* **Provided data**
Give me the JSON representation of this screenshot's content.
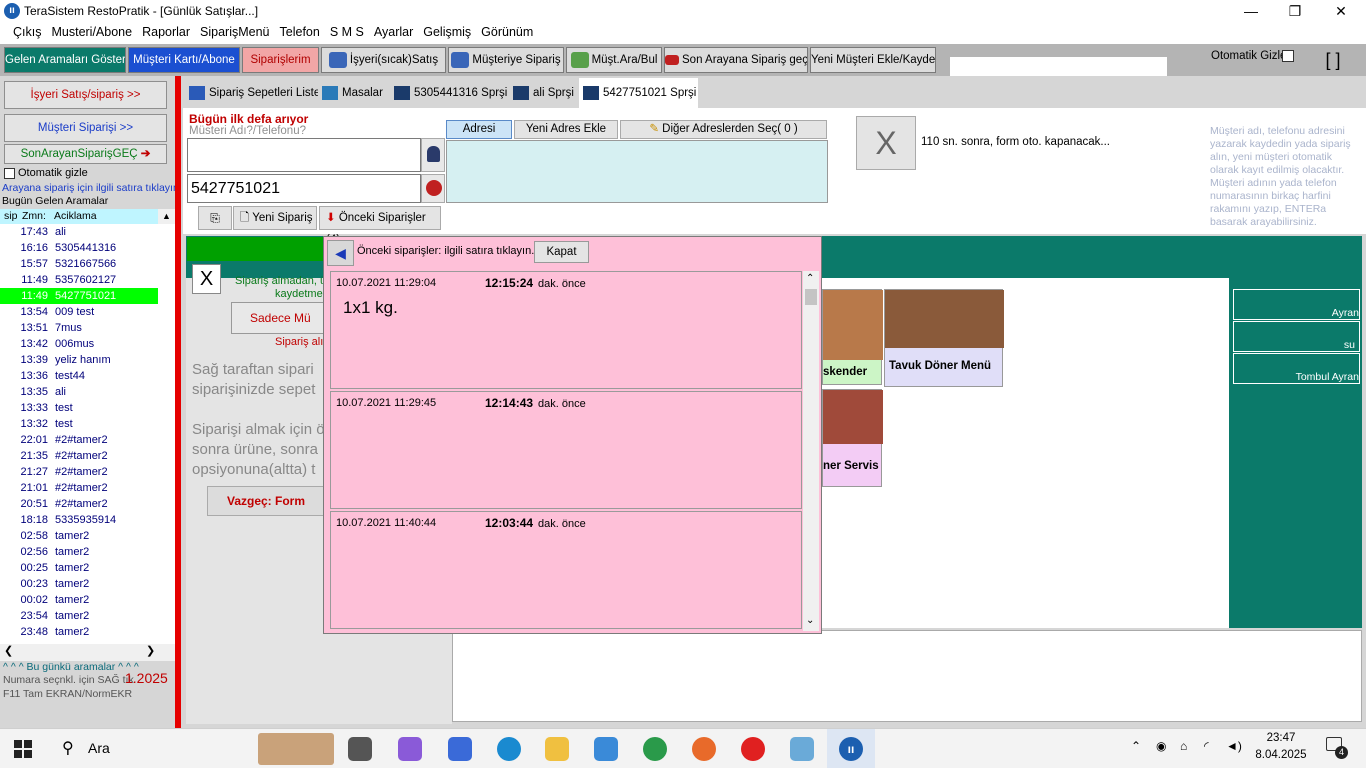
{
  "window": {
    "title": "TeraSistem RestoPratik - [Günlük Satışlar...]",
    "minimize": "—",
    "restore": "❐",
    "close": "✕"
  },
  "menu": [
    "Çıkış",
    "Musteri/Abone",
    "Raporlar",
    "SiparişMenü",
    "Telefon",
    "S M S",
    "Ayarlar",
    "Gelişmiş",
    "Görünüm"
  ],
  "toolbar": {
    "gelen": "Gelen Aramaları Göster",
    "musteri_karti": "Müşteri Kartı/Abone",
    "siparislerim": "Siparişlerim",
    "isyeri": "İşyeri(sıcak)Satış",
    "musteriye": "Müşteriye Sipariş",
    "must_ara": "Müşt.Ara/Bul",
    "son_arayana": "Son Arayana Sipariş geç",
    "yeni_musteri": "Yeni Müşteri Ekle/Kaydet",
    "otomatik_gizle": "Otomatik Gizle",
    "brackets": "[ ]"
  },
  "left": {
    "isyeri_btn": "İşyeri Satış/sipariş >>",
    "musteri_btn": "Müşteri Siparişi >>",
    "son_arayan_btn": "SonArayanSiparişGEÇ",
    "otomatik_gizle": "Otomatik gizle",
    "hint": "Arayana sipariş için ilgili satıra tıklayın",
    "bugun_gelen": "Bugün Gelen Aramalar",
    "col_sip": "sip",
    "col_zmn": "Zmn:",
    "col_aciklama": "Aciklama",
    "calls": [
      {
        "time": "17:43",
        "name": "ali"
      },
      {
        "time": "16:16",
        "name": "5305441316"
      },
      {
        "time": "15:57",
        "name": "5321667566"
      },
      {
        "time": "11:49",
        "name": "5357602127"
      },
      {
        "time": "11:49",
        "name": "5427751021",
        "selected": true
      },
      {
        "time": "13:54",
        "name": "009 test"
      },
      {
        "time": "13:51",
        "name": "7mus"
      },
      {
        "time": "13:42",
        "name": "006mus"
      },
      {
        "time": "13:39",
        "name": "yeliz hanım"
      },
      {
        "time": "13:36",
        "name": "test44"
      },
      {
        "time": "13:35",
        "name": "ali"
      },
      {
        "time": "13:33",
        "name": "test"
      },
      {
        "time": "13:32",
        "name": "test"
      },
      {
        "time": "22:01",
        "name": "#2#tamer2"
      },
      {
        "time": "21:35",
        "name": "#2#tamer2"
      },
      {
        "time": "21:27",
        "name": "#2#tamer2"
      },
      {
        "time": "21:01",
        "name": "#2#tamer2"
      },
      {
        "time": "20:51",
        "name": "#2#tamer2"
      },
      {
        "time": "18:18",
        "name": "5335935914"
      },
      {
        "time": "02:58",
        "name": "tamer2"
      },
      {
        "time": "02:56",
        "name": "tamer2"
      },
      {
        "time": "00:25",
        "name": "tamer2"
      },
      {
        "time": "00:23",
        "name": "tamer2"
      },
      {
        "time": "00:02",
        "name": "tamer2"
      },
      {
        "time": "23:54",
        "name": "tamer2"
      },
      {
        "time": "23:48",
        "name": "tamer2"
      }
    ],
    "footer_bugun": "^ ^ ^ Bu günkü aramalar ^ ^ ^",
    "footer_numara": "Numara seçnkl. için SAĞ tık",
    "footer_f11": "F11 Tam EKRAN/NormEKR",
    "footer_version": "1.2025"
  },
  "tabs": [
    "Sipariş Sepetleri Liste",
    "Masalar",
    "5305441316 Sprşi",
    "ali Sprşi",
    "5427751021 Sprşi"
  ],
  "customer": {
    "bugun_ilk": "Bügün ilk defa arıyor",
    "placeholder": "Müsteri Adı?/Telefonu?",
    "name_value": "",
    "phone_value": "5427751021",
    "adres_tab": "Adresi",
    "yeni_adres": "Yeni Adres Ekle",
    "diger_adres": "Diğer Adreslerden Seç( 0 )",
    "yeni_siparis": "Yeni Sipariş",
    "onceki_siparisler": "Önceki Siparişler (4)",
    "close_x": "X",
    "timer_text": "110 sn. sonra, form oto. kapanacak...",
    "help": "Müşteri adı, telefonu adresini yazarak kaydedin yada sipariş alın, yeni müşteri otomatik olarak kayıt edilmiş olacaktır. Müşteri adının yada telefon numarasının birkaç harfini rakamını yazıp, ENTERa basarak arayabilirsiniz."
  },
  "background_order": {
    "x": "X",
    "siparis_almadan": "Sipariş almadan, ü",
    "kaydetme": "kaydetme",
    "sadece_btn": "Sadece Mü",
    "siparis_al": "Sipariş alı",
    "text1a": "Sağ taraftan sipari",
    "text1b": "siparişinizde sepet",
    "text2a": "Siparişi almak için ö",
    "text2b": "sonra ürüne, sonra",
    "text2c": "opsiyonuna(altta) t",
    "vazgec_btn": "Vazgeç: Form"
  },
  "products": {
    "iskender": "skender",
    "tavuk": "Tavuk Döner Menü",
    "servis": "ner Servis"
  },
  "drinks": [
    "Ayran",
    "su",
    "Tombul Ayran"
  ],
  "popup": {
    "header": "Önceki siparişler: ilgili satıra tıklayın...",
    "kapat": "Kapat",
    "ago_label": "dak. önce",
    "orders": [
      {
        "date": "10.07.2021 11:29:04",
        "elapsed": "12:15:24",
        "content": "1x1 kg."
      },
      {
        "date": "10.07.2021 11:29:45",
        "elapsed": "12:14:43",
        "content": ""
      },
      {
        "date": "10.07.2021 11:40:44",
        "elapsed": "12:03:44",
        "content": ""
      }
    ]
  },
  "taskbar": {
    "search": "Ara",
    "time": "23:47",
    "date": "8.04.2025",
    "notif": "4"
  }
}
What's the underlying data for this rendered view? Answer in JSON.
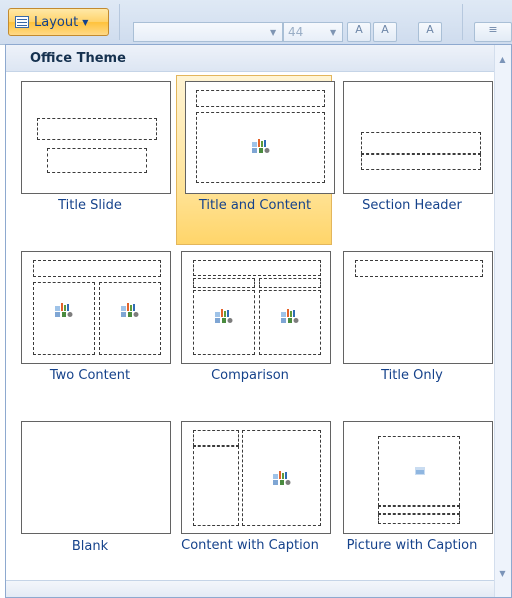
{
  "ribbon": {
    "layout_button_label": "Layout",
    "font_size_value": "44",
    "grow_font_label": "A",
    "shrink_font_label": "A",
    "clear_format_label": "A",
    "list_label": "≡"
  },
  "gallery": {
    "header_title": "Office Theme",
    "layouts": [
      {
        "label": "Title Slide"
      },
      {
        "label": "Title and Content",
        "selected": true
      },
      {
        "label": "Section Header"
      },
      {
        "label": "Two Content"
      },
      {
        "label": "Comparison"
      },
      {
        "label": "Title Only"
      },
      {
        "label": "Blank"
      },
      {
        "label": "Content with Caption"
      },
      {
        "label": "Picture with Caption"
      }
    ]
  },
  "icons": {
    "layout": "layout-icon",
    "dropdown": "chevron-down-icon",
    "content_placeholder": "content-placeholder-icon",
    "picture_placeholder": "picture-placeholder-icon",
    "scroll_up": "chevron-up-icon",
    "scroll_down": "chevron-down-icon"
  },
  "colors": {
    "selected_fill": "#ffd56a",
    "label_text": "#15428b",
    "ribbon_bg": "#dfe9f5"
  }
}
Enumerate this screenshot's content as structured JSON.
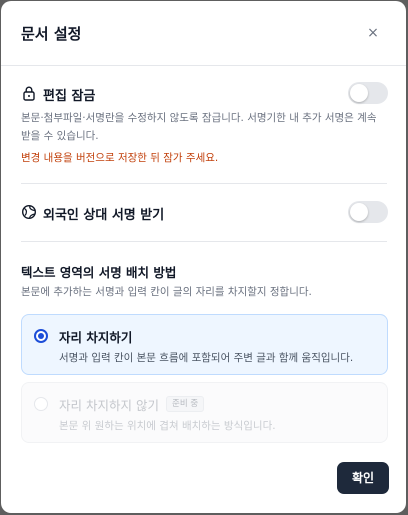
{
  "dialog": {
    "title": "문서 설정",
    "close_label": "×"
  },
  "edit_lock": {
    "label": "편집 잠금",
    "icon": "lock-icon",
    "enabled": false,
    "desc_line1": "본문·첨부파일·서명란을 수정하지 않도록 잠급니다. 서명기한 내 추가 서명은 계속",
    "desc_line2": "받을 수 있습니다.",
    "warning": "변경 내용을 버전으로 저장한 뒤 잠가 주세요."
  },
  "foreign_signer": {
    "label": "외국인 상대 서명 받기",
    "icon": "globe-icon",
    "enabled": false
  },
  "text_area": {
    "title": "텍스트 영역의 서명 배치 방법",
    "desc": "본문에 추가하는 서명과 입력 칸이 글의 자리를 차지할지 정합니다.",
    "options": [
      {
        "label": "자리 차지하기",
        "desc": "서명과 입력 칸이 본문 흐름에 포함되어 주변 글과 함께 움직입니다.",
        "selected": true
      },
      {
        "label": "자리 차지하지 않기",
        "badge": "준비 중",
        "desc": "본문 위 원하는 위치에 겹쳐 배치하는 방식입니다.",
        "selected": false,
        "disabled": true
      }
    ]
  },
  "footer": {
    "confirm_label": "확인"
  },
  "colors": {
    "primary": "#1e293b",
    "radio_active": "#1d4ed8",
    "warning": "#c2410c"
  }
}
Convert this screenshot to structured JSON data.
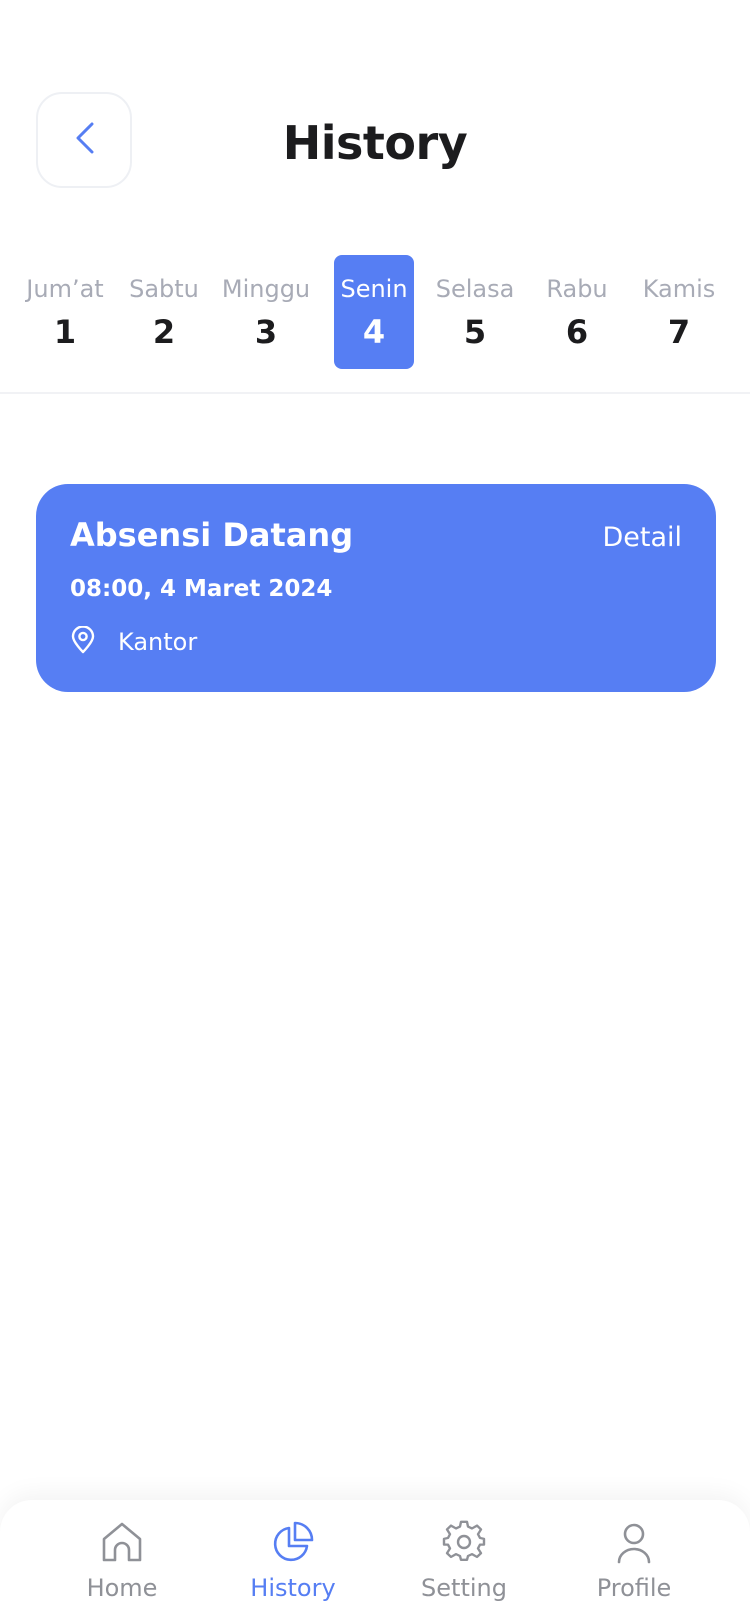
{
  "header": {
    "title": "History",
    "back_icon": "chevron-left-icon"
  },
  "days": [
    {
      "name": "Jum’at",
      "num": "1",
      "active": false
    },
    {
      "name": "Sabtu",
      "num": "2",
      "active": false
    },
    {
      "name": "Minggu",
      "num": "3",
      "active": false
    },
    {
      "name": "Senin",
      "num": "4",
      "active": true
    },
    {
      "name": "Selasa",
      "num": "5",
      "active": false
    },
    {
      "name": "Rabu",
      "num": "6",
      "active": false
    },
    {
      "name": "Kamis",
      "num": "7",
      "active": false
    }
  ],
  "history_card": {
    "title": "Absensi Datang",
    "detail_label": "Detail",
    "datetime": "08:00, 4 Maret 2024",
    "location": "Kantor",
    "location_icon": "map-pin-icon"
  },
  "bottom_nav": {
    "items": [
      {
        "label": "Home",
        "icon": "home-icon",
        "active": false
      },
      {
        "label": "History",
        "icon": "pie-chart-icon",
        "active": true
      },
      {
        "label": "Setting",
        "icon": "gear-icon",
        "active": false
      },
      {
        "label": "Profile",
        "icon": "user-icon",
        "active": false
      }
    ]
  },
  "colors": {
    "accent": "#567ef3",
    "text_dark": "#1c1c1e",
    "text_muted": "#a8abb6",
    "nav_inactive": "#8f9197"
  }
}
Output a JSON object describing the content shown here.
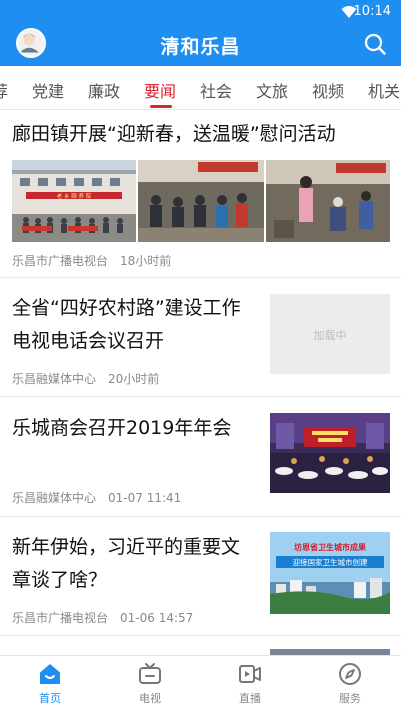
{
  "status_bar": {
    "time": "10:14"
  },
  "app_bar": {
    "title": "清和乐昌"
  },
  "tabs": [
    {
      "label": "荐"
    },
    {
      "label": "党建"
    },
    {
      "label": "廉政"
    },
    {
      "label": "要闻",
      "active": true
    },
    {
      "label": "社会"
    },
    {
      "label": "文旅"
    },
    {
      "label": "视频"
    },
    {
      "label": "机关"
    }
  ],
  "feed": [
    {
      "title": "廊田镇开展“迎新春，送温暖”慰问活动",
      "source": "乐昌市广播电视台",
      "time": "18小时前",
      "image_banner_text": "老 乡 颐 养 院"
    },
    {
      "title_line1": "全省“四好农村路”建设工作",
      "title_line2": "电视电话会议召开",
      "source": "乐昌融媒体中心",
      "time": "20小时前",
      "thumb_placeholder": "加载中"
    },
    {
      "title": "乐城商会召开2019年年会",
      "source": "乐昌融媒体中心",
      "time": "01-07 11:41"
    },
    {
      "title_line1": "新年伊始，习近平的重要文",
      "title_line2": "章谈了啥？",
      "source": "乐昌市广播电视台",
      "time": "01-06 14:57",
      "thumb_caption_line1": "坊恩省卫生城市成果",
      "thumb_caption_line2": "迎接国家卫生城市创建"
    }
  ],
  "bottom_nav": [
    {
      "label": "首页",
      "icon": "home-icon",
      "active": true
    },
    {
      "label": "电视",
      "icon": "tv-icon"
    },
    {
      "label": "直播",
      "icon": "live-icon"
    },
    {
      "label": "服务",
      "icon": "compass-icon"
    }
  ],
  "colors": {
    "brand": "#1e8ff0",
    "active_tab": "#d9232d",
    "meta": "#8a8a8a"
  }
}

* **Problem statement**
Take every line from the data above that holds "screenshot" and copy it out.

* **Written reply**
Give me the JSON representation of this screenshot's content.
Enumerate this screenshot's content as structured JSON.
Convert this screenshot to structured JSON data.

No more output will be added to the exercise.